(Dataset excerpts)
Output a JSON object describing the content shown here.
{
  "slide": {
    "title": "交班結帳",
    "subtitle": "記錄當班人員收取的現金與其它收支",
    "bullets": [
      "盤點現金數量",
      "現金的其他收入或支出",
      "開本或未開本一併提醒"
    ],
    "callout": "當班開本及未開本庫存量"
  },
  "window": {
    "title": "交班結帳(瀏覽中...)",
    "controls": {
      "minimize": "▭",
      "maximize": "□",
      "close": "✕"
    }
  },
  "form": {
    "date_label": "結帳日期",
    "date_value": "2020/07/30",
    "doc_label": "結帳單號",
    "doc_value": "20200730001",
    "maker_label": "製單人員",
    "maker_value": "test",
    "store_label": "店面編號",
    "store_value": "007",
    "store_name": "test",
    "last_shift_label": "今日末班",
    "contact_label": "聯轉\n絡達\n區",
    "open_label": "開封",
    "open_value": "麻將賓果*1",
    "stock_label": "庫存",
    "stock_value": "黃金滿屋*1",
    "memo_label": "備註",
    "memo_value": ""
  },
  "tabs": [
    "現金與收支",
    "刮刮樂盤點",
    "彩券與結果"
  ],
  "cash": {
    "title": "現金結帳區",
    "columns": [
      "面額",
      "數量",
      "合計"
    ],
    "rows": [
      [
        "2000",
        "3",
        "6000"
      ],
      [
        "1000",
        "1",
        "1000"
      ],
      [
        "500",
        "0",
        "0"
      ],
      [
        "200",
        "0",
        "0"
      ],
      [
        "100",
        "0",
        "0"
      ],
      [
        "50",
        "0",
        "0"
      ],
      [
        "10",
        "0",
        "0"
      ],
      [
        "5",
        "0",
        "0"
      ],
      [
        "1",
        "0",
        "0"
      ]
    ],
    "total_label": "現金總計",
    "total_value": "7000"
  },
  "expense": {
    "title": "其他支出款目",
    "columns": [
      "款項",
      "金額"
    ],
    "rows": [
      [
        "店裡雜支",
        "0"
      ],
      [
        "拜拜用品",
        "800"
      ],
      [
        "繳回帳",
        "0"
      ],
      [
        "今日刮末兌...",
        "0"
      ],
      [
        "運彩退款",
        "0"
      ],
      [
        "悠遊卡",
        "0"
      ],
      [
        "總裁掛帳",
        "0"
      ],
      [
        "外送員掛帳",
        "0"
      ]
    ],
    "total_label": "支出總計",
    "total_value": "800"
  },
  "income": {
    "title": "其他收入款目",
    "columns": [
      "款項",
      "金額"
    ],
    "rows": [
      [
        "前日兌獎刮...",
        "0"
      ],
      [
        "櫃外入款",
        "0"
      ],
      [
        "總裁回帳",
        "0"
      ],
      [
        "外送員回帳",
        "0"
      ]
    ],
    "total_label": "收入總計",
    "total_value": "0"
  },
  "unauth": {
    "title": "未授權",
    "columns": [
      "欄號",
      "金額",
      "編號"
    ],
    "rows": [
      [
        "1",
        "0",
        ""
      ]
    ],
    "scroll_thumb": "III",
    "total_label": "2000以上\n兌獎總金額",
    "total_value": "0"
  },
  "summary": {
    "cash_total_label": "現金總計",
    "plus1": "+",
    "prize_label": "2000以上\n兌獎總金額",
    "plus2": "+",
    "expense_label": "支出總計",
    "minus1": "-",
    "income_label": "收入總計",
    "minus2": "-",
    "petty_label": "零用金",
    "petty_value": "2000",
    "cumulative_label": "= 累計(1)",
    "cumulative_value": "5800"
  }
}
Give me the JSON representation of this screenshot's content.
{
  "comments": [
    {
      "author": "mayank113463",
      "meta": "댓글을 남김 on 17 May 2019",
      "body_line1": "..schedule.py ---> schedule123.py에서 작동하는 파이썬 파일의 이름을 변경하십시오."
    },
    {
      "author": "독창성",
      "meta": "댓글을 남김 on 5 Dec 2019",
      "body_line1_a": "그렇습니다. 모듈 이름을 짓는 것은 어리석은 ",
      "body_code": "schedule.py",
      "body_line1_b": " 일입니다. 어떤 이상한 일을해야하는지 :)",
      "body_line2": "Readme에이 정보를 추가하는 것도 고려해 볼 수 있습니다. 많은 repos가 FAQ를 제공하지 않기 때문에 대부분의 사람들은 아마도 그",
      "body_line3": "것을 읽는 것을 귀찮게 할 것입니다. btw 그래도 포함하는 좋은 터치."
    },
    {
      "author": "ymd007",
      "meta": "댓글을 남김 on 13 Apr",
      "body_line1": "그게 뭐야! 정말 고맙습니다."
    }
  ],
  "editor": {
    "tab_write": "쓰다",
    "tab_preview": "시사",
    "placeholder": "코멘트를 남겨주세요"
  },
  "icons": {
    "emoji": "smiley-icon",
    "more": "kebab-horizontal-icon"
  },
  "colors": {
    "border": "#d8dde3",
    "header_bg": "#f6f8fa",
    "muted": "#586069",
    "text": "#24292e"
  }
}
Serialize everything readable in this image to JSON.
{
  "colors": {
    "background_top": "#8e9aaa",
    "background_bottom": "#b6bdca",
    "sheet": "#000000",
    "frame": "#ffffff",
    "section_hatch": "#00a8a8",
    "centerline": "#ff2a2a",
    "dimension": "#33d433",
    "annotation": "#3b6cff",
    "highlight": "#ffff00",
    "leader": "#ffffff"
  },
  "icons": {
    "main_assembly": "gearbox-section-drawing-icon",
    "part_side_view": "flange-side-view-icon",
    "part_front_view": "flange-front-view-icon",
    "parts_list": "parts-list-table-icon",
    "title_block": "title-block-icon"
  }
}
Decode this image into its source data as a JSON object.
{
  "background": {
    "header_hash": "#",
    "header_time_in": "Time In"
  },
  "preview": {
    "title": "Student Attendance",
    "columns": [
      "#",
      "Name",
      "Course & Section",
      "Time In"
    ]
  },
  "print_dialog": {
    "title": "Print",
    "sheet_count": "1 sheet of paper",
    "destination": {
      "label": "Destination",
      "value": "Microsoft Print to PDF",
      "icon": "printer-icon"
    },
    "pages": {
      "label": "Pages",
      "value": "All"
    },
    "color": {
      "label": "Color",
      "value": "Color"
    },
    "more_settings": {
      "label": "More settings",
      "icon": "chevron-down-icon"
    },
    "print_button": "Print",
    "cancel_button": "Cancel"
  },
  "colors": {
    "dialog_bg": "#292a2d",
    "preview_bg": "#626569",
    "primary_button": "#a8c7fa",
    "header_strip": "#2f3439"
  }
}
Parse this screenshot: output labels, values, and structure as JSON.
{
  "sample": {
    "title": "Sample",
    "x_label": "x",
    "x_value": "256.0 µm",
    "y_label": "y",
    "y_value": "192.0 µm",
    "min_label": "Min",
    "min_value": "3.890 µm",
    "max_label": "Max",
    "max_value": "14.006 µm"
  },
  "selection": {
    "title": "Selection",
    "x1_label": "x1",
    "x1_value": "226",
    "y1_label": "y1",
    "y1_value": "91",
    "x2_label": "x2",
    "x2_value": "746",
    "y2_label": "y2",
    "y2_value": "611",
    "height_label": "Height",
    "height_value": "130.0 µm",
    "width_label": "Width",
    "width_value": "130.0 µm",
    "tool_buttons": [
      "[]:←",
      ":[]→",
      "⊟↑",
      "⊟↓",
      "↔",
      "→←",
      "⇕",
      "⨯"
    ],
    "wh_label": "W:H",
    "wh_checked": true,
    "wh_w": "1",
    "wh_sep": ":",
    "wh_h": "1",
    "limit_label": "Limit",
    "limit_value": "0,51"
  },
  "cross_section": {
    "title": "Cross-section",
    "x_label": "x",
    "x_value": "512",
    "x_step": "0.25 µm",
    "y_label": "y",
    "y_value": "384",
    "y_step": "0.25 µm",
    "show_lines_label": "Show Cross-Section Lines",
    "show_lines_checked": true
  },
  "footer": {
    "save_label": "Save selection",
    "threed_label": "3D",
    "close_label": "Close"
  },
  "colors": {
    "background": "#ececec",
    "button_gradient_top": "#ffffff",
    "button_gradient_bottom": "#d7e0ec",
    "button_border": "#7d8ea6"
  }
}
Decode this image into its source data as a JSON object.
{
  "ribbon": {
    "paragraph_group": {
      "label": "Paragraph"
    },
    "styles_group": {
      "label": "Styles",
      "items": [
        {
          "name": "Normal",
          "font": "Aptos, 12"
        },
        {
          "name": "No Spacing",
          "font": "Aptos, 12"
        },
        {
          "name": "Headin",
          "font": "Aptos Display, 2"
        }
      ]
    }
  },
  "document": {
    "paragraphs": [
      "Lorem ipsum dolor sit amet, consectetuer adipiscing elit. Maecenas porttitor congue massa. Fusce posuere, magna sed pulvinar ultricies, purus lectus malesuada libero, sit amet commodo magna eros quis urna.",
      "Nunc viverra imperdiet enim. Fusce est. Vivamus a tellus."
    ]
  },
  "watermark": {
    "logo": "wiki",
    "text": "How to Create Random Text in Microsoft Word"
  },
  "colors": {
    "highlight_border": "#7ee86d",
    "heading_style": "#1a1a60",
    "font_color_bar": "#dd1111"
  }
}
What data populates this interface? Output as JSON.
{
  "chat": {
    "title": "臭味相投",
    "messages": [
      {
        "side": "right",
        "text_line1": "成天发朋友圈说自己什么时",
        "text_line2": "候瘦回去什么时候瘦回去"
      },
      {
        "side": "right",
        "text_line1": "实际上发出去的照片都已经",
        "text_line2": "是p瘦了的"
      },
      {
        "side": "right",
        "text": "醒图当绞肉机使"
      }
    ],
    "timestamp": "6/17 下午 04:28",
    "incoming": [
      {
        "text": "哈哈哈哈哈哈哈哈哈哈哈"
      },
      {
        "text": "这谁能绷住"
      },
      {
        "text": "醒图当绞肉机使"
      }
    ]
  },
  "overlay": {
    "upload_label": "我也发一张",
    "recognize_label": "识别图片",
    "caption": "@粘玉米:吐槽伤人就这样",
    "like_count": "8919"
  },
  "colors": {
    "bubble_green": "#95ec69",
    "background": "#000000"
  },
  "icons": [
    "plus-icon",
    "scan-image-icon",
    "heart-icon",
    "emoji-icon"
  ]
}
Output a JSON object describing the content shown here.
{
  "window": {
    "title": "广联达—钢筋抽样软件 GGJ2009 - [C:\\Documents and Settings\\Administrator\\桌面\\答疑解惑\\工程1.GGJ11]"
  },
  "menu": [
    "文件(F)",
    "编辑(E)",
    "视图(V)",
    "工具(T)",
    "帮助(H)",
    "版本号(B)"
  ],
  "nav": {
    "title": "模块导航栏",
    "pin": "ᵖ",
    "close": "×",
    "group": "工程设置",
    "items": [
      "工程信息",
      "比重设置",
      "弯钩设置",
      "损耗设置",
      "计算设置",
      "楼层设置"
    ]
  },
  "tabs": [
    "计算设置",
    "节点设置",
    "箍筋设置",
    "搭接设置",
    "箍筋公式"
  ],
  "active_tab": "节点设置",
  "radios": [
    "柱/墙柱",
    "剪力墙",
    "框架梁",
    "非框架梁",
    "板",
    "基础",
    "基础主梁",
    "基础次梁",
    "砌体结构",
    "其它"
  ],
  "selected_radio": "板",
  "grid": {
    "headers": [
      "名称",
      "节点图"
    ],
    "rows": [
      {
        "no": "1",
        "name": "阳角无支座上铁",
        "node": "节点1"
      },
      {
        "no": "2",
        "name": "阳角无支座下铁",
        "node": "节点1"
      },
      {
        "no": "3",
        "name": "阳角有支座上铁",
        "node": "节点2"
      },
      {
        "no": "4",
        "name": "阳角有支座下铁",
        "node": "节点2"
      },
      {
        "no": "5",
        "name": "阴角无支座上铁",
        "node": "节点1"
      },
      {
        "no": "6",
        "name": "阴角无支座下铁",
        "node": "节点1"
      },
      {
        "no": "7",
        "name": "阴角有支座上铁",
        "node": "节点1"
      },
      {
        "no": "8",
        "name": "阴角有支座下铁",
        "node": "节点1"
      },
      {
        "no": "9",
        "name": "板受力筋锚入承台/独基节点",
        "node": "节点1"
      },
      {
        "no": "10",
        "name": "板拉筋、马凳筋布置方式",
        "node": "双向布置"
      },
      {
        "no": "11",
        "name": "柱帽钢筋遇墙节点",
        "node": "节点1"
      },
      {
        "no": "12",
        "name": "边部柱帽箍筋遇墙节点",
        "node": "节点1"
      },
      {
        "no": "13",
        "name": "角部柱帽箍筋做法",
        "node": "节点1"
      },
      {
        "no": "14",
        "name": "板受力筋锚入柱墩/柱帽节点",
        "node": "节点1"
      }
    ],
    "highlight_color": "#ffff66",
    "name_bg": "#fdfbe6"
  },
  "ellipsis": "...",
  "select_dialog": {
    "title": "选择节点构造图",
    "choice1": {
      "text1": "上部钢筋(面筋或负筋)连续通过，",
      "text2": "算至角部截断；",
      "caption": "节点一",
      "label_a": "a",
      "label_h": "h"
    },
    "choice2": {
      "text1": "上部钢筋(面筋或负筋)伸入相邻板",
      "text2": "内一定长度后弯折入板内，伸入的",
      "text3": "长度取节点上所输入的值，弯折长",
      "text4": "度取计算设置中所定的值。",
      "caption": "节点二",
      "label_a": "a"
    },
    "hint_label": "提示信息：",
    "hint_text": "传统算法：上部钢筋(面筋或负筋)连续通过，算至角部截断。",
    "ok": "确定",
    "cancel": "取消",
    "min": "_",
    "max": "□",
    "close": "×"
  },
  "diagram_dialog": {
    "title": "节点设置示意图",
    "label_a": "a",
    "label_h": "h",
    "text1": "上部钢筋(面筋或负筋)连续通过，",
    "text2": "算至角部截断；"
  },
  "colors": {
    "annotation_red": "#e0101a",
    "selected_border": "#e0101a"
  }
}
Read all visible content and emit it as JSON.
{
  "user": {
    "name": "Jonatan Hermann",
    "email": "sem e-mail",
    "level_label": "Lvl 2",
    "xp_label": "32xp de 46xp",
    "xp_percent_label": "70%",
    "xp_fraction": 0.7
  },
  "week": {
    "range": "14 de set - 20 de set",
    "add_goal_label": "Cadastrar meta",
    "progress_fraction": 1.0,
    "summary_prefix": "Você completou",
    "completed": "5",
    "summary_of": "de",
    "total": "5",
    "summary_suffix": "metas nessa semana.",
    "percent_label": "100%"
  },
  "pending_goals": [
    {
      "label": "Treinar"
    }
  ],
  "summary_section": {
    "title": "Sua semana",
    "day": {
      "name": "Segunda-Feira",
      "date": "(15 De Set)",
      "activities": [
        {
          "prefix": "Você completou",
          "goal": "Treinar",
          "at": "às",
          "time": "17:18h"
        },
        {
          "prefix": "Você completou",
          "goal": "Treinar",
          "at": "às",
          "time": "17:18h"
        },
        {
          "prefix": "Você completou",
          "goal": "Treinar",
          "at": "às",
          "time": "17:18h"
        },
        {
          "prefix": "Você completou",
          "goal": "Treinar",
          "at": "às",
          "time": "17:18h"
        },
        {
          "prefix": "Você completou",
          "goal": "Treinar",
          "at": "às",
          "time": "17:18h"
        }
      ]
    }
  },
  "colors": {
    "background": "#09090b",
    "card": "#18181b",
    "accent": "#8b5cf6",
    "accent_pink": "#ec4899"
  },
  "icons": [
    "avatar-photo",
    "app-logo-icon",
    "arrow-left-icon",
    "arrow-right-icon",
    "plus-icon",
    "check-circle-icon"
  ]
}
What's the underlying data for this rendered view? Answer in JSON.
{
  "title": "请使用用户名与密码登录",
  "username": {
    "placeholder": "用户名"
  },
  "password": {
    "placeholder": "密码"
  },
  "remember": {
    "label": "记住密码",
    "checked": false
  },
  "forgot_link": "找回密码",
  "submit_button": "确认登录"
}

* _Stated goal_
For each line above that contains the word "flange", copy that line.

* _Written answer_
    "part_side_view": "flange-side-view-icon",
    "part_front_view": "flange-front-view-icon",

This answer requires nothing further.